• Data records:
· · · ·

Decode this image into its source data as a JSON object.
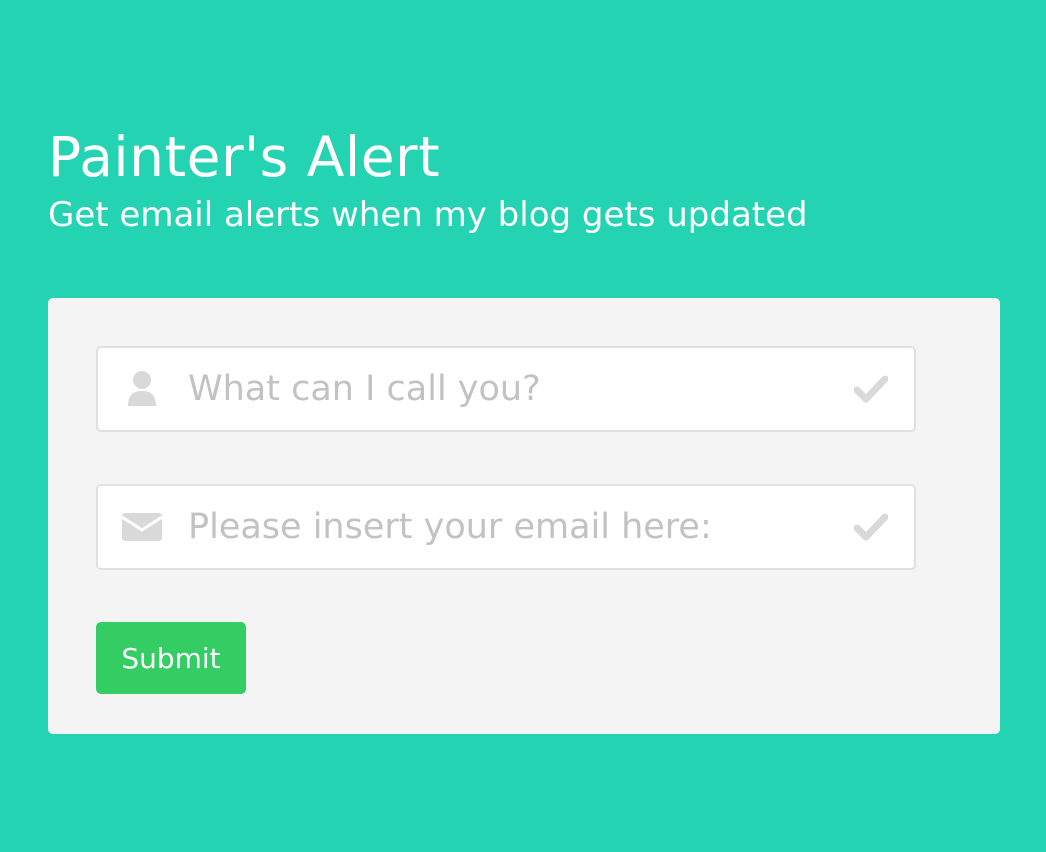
{
  "header": {
    "title": "Painter's Alert",
    "subtitle": "Get email alerts when my blog gets updated"
  },
  "form": {
    "name_field": {
      "placeholder": "What can I call you?",
      "icon": "user-icon",
      "status_icon": "check-icon"
    },
    "email_field": {
      "placeholder": "Please insert your email here:",
      "icon": "envelope-icon",
      "status_icon": "check-icon"
    },
    "submit_label": "Submit"
  },
  "colors": {
    "background": "#24d3b1",
    "card": "#f4f4f4",
    "submit": "#33cd63",
    "icon_muted": "#d9d9d9"
  }
}
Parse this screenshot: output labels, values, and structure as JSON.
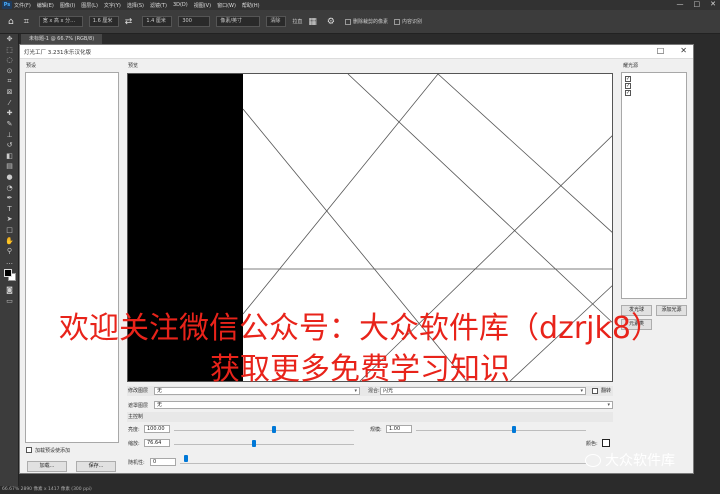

· · · ·

• STATED EXERCISE:
Without including any pictures, reproduce the listing exactly.

• FULL OUTPUT:
Decode this image into its source data as a JSON object.
{
  "header": {
    "title": "Painter's Alert",
    "subtitle": "Get email alerts when my blog gets updated"
  },
  "form": {
    "name_field": {
      "placeholder": "What can I call you?",
      "icon": "user-icon",
      "status_icon": "check-icon"
    },
    "email_field": {
      "placeholder": "Please insert your email here:",
      "icon": "envelope-icon",
      "status_icon": "check-icon"
    },
    "submit_label": "Submit"
  },
  "colors": {
    "background": "#24d3b1",
    "card": "#f4f4f4",
    "submit": "#33cd63",
    "icon_muted": "#d9d9d9"
  }
}
Parse this screenshot: output labels, values, and structure as JSON.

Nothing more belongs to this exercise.